* SOURCE TEXT:
..............................
When I landed back in Louisville, I headed to my car, paid my reasonable overnight parking rate, and hit I-64 to head back to Lexington. I had a great time in the city, but as I pushed the gas on the open road, I realized how glad I was to be back home. When I watched the Kentucky Derby last weekend, I smiled when I remembered how I explained to several New Yorkers that people don't wear hats to EVERY horse race in Kentucky, and that Jack Daniels isn't Kentucky bourbon (it's Tennessee Whiskey, y'all).Perhaps a piece of me wants to still be a part of the city, but Kentucky is my home and I wouldn't have it any other way.

Kentucky Connections

Last week, I was trying to book a flight to Chicago from work. For a while, I contemplated driving as Chicago is only 6 hours from Lexington. Did you know that 2/3 of the US population can be reached within one days driving from Lexington?

If you prefer to travel by air, there are also many direct flight options from both Lexington (LEX) and Louisville (SDF) airports, as well as from the Northern Kentucky/Cincinnati Airport (CVG) which is technically a Kentucky airport as well. I'm a little less familiar with CVG's direct flights as they lost about half of their flights when Delta stopped operating there as a hub. Major sad face.

Direct flights from Lexington (LEX), although I think Las Vegas is about to go away.
Direct flights from Louisville (SDF) - newest addition is SDF to Grand Bahama Island
In the end, I chose to get a fare for less than $200 direct from SDF to O'Hare (ORD). It only takes about 75 minutes to get to SDF from LEX, and was 1/4 of the cost of the LEX direct flights. I also booked a direct flight from LEX to New York (LaGuardia - LGA) for less than $300.
..............................
* DATASET RECORDS:
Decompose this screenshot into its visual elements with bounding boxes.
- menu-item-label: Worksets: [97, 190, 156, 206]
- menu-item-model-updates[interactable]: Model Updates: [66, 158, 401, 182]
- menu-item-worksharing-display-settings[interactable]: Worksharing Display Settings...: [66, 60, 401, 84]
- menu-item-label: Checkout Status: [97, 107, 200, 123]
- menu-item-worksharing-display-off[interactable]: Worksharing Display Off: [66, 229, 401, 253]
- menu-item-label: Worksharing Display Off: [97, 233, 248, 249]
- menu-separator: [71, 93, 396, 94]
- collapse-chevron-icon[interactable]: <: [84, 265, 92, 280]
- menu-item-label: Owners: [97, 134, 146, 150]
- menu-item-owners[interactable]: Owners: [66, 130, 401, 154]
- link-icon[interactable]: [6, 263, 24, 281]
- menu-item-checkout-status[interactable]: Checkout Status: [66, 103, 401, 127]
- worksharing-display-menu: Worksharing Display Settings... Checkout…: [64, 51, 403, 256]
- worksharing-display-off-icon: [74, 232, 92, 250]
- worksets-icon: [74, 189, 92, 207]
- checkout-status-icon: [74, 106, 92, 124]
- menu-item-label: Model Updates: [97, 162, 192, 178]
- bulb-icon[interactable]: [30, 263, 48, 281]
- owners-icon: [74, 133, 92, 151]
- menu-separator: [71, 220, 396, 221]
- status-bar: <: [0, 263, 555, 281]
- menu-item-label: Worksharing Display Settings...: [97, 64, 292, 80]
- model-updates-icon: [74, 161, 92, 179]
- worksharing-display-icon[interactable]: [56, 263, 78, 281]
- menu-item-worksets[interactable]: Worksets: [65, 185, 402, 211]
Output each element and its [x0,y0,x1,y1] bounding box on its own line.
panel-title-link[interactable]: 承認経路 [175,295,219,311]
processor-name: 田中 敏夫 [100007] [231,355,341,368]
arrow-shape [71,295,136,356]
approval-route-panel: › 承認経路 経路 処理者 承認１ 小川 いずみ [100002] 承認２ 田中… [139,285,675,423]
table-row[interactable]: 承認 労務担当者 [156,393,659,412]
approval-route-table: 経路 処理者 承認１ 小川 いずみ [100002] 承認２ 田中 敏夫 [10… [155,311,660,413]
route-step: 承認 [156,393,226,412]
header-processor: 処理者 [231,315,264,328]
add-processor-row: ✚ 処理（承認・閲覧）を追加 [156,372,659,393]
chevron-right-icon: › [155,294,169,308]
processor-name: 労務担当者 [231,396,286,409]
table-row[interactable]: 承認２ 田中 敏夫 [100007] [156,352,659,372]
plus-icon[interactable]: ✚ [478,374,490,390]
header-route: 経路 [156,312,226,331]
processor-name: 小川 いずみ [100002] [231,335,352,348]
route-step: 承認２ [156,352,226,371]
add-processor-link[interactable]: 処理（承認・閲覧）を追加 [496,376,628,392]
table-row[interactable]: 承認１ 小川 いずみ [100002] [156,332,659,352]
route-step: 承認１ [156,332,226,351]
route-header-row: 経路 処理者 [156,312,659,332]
..............................
* QUESTIONS:
**a.** Copy the part of the travel text between "Last week, I" and "Major sad face.", inclusive.
**b.** In the travel text, why did the Northern Kentucky/Cincinnati Airport lose about half of its flights?

* EXERCISE SOLUTIONS:
**a.**
Last week, I was trying to book a flight to Chicago from work. For a while, I contemplated driving as Chicago is only 6 hours from Lexington. Did you know that 2/3 of the US population can be reached within one days driving from Lexington?

If you prefer to travel by air, there are also many direct flight options from both Lexington (LEX) and Louisville (SDF) airports, as well as from the Northern Kentucky/Cincinnati Airport (CVG) which is technically a Kentucky airport as well. I'm a little less familiar with CVG's direct flights as they lost about half of their flights when Delta stopped operating there as a hub. Major sad face.

**b.** Delta stopped operating there as a hub.